== TASK TO CARRY OUT ==
Copy the data precisely, character for character, and leave out every picture.

== PROVIDED INFORMATION ==

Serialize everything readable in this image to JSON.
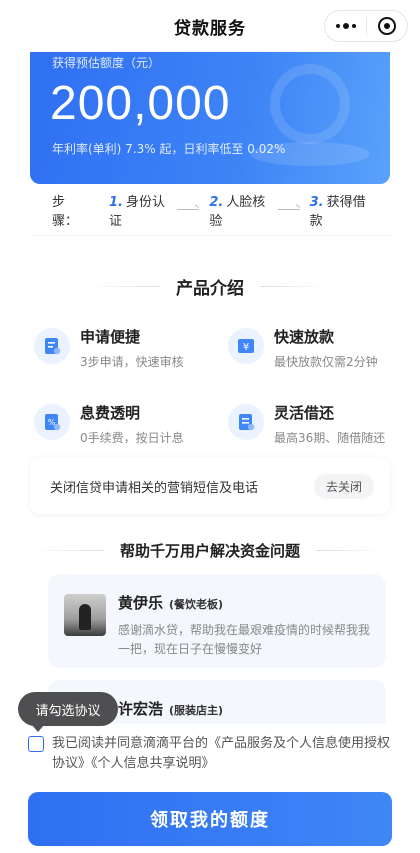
{
  "nav": {
    "title": "贷款服务"
  },
  "quota": {
    "label": "获得预估额度（元）",
    "amount": "200,000",
    "rate_note": "年利率(单利) 7.3% 起，日利率低至 0.02%"
  },
  "steps": {
    "label": "步骤：",
    "items": [
      {
        "num": "1.",
        "text": "身份认证"
      },
      {
        "num": "2.",
        "text": "人脸核验"
      },
      {
        "num": "3.",
        "text": "获得借款"
      }
    ]
  },
  "intro": {
    "title": "产品介绍",
    "features": [
      {
        "title": "申请便捷",
        "desc": "3步申请，快速审核",
        "icon": "document-icon"
      },
      {
        "title": "快速放款",
        "desc": "最快放款仅需2分钟",
        "icon": "yen-icon"
      },
      {
        "title": "息费透明",
        "desc": "0手续费，按日计息",
        "icon": "percent-icon"
      },
      {
        "title": "灵活借还",
        "desc": "最高36期、随借随还",
        "icon": "repay-icon"
      }
    ]
  },
  "marketing": {
    "text": "关闭信贷申请相关的营销短信及电话",
    "button": "去关闭"
  },
  "help": {
    "title": "帮助千万用户解决资金问题",
    "testimonials": [
      {
        "name": "黄伊乐",
        "role": "(餐饮老板)",
        "text": "感谢滴水贷，帮助我在最艰难疫情的时候帮我我一把，现在日子在慢慢变好"
      },
      {
        "name": "许宏浩",
        "role": "(服装店主)",
        "text": ""
      }
    ]
  },
  "tooltip": "请勾选协议",
  "agreement": {
    "prefix": "我已阅读并同意滴滴平台的",
    "link1": "《产品服务及个人信息使用授权协议》",
    "link2": "《个人信息共享说明》"
  },
  "cta": "领取我的额度",
  "colors": {
    "primary": "#2f6ff2",
    "tooltip_bg": "#4f4f52"
  }
}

== RESPONSE TO THE TASK ==
Serialize everything readable in this image to JSON.
{
  "nav": {
    "title": "贷款服务"
  },
  "quota": {
    "label": "获得预估额度（元）",
    "amount": "200,000",
    "rate_note": "年利率(单利) 7.3% 起，日利率低至 0.02%"
  },
  "steps": {
    "label": "步骤：",
    "items": [
      {
        "num": "1.",
        "text": "身份认证"
      },
      {
        "num": "2.",
        "text": "人脸核验"
      },
      {
        "num": "3.",
        "text": "获得借款"
      }
    ]
  },
  "intro": {
    "title": "产品介绍",
    "features": [
      {
        "title": "申请便捷",
        "desc": "3步申请，快速审核",
        "icon": "document-icon"
      },
      {
        "title": "快速放款",
        "desc": "最快放款仅需2分钟",
        "icon": "yen-icon"
      },
      {
        "title": "息费透明",
        "desc": "0手续费，按日计息",
        "icon": "percent-icon"
      },
      {
        "title": "灵活借还",
        "desc": "最高36期、随借随还",
        "icon": "repay-icon"
      }
    ]
  },
  "marketing": {
    "text": "关闭信贷申请相关的营销短信及电话",
    "button": "去关闭"
  },
  "help": {
    "title": "帮助千万用户解决资金问题",
    "testimonials": [
      {
        "name": "黄伊乐",
        "role": "(餐饮老板)",
        "text": "感谢滴水贷，帮助我在最艰难疫情的时候帮我我一把，现在日子在慢慢变好"
      },
      {
        "name": "许宏浩",
        "role": "(服装店主)",
        "text": ""
      }
    ]
  },
  "tooltip": "请勾选协议",
  "agreement": {
    "prefix": "我已阅读并同意滴滴平台的",
    "link1": "《产品服务及个人信息使用授权协议》",
    "link2": "《个人信息共享说明》"
  },
  "cta": "领取我的额度",
  "colors": {
    "primary": "#2f6ff2",
    "tooltip_bg": "#4f4f52"
  }
}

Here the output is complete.